• [The exercise]: Select all lines with the string "Speisekarte" in them, and copy those lines.

• [Stored data]:
------------
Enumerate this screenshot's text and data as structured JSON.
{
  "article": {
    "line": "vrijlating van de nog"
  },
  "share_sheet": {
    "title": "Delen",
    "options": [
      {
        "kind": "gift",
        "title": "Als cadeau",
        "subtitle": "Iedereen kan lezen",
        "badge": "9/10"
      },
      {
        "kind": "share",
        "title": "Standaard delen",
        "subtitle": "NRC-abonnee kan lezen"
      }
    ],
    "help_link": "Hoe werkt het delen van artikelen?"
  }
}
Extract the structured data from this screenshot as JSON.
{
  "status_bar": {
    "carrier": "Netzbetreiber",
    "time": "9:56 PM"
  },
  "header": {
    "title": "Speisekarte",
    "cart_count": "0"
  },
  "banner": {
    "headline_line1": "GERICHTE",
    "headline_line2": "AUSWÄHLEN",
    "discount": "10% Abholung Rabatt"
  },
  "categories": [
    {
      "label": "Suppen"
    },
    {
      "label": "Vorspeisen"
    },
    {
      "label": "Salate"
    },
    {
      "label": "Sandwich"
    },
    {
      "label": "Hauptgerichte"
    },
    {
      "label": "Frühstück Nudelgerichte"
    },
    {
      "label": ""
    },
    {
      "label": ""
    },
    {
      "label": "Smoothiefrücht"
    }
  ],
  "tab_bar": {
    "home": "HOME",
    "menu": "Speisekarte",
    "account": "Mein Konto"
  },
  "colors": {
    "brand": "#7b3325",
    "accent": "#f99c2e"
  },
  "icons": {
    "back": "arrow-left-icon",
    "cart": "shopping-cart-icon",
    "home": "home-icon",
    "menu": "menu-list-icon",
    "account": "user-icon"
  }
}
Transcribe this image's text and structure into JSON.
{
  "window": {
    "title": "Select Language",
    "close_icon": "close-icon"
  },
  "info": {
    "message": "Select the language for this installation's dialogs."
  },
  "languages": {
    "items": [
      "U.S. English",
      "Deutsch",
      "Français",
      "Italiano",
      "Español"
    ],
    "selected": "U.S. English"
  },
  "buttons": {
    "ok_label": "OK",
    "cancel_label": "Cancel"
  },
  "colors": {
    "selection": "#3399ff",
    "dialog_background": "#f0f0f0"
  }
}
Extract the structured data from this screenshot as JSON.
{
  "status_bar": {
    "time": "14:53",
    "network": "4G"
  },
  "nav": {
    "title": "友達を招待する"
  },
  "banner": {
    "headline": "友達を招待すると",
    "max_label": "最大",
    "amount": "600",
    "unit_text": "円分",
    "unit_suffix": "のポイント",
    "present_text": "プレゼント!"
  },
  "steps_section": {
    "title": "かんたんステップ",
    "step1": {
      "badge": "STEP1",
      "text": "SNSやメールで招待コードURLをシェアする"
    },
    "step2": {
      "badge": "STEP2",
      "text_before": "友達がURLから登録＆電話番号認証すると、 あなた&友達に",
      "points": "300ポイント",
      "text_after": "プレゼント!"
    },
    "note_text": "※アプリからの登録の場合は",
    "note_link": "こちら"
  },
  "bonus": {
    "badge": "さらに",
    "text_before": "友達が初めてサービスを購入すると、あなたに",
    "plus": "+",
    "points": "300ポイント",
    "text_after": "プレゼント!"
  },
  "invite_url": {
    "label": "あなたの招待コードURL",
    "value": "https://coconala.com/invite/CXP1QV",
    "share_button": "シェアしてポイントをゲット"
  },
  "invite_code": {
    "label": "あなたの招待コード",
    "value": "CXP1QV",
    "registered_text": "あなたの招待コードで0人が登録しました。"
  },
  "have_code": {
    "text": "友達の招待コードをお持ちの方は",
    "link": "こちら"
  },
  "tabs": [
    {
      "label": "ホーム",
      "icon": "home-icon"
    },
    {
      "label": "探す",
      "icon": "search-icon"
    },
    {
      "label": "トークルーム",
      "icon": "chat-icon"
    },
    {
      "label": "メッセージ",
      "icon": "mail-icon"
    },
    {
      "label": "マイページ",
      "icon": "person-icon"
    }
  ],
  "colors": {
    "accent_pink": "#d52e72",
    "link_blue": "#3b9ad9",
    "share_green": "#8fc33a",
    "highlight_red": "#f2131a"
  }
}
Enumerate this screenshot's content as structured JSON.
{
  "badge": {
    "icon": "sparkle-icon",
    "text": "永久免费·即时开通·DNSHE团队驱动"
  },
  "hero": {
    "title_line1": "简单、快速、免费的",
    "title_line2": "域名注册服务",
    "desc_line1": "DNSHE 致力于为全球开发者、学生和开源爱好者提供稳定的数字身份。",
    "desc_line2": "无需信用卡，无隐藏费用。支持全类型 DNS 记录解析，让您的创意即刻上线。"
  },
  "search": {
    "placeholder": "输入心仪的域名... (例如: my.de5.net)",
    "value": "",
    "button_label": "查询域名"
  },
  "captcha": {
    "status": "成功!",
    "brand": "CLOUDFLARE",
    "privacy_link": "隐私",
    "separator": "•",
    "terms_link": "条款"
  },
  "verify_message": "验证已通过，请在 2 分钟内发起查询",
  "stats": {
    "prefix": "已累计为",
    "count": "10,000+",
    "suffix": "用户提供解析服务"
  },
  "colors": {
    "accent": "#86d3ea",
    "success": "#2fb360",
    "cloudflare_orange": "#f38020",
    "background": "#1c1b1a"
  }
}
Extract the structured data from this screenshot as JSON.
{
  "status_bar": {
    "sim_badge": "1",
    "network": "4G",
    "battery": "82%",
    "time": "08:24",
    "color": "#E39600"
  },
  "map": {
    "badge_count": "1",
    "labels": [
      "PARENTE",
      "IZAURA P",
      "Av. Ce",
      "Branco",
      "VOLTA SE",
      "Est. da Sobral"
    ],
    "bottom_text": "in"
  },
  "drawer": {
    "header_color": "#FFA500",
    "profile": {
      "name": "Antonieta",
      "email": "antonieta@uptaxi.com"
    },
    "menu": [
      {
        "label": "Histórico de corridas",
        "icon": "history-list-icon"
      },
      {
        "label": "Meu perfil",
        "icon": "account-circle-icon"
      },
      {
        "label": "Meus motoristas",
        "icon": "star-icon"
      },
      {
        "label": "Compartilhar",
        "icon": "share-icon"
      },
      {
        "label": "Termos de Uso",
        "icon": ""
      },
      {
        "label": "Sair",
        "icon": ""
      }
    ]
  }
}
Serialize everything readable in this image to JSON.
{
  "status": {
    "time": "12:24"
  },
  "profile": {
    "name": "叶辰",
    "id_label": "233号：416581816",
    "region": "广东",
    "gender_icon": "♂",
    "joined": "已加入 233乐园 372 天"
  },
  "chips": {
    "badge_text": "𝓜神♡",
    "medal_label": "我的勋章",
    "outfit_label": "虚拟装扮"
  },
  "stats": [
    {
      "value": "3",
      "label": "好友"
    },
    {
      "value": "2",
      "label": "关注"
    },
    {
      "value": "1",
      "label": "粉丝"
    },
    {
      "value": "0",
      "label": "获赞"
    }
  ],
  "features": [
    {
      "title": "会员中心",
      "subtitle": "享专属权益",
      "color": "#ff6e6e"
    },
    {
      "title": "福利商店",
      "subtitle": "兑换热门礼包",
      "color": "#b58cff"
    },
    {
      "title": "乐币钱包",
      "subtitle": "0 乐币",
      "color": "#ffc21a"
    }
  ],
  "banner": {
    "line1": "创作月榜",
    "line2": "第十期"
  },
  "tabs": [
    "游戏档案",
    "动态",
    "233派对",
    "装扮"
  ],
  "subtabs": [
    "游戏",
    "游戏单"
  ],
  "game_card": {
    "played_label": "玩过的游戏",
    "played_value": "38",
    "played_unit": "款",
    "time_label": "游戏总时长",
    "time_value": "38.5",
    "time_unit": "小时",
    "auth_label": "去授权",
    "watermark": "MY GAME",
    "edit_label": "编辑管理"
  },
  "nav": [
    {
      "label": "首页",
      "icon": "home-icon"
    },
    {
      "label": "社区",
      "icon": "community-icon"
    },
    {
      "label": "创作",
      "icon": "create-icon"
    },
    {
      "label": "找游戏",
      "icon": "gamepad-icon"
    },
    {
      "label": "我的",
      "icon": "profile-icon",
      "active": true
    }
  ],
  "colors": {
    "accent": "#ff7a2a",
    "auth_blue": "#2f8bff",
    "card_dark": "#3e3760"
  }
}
------------
• [Task answer]:
    "title": "Speisekarte",
    "menu": "Speisekarte",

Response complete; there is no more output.